[REQUIRED TASK] Transcribe the rows verbatim, starting with the first row and ending with the row that contains "guns-cell xyxy=(551,939,778,1004)", both included.

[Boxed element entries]
_ _ _ _

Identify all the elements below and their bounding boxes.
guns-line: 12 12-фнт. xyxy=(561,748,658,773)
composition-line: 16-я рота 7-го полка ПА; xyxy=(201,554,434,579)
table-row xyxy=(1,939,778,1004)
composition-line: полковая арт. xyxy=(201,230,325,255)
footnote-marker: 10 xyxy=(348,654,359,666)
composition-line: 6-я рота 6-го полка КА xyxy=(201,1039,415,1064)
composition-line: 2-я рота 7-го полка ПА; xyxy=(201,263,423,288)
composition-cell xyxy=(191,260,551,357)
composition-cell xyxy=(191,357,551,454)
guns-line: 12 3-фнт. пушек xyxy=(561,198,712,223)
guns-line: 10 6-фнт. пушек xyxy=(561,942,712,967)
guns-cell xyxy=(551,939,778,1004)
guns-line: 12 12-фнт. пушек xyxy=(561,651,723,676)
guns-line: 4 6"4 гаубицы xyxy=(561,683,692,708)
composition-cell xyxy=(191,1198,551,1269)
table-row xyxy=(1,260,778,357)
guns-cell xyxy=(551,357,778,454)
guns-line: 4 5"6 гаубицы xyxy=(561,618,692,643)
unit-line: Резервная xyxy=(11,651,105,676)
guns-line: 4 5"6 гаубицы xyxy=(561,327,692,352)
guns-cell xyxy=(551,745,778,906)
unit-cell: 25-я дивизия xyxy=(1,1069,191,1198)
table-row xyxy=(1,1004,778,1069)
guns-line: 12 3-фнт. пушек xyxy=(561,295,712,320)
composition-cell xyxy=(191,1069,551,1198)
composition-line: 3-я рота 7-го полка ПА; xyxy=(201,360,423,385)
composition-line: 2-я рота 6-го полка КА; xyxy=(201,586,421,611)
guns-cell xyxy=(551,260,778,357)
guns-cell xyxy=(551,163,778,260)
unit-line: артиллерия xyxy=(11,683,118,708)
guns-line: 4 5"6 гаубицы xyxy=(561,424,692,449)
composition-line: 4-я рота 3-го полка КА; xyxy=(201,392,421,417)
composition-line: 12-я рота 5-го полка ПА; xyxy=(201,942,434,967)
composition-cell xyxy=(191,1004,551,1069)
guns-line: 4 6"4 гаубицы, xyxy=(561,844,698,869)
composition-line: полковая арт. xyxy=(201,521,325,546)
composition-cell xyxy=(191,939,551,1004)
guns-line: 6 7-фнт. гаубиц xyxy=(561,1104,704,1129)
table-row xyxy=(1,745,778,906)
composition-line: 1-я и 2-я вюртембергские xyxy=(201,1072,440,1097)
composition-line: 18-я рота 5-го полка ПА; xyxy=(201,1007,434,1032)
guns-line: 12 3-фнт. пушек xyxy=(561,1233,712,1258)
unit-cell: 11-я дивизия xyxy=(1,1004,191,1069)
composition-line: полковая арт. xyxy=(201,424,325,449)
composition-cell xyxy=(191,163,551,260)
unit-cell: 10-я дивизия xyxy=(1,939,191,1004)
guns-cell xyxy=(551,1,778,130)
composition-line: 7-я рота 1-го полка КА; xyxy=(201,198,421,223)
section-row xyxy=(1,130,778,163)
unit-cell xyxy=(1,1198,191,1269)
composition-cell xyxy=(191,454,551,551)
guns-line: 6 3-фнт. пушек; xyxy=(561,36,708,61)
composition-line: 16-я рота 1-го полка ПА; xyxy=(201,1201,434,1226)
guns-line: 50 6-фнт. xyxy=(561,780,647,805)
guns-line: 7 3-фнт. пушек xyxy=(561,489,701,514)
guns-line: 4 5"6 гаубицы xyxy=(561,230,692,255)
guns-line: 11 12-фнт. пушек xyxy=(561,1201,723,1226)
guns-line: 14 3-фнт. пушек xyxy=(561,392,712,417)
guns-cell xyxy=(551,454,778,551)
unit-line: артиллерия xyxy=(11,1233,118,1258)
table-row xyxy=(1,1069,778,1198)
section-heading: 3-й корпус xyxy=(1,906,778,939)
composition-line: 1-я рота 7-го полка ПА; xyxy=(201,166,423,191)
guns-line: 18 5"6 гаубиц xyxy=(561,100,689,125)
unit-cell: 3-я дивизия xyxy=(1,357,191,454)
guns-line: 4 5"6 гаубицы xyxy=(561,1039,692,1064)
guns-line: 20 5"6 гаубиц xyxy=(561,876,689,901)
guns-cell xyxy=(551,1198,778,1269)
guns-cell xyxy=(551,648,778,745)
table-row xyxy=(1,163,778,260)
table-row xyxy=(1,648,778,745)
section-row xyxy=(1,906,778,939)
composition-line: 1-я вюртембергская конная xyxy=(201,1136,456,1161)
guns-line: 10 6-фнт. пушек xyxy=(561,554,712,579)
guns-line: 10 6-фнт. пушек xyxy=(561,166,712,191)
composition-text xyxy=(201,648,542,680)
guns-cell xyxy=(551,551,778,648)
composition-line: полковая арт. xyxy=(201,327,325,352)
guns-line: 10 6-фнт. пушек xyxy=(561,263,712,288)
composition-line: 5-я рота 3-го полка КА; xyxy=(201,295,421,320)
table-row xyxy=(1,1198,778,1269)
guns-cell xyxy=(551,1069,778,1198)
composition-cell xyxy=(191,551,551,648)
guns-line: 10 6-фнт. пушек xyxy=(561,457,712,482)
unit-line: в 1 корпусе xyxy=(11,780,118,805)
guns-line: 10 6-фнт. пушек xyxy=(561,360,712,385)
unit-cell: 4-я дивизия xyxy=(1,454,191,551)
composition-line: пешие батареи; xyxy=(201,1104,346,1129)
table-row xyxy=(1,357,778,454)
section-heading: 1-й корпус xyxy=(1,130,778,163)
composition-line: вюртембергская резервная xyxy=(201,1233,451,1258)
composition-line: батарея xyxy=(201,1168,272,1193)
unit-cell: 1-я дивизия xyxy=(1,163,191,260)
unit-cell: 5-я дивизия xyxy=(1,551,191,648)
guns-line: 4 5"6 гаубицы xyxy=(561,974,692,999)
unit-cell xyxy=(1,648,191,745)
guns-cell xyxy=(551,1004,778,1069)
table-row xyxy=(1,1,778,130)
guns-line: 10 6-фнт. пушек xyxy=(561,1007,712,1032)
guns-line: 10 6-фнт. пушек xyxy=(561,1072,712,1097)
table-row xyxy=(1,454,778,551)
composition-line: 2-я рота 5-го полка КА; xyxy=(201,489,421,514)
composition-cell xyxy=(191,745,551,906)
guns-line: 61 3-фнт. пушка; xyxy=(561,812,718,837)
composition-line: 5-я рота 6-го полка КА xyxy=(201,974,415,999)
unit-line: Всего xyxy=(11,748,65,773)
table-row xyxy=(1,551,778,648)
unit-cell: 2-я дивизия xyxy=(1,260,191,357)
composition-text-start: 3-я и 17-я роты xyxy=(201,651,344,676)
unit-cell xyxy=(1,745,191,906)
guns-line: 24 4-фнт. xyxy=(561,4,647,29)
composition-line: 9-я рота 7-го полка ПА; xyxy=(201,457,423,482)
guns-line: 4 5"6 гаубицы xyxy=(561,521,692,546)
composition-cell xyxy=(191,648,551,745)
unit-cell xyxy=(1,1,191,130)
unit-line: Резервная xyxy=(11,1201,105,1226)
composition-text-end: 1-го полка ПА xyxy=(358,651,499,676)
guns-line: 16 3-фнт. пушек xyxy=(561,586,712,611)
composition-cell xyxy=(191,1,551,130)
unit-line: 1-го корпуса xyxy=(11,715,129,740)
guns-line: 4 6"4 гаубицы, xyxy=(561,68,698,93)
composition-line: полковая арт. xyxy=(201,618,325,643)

_ _ _ _

[ANSWER TO THIS PROBLEM]
Identify all the elements below and their bounding boxes.
guns-line: 12 12-фнт. xyxy=(561,748,658,773)
composition-line: 16-я рота 7-го полка ПА; xyxy=(201,554,434,579)
table-row xyxy=(1,939,778,1004)
composition-line: полковая арт. xyxy=(201,230,325,255)
footnote-marker: 10 xyxy=(348,654,359,666)
composition-line: 6-я рота 6-го полка КА xyxy=(201,1039,415,1064)
composition-line: 2-я рота 7-го полка ПА; xyxy=(201,263,423,288)
composition-cell xyxy=(191,260,551,357)
composition-cell xyxy=(191,357,551,454)
guns-line: 12 3-фнт. пушек xyxy=(561,198,712,223)
guns-line: 10 6-фнт. пушек xyxy=(561,942,712,967)
guns-cell xyxy=(551,939,778,1004)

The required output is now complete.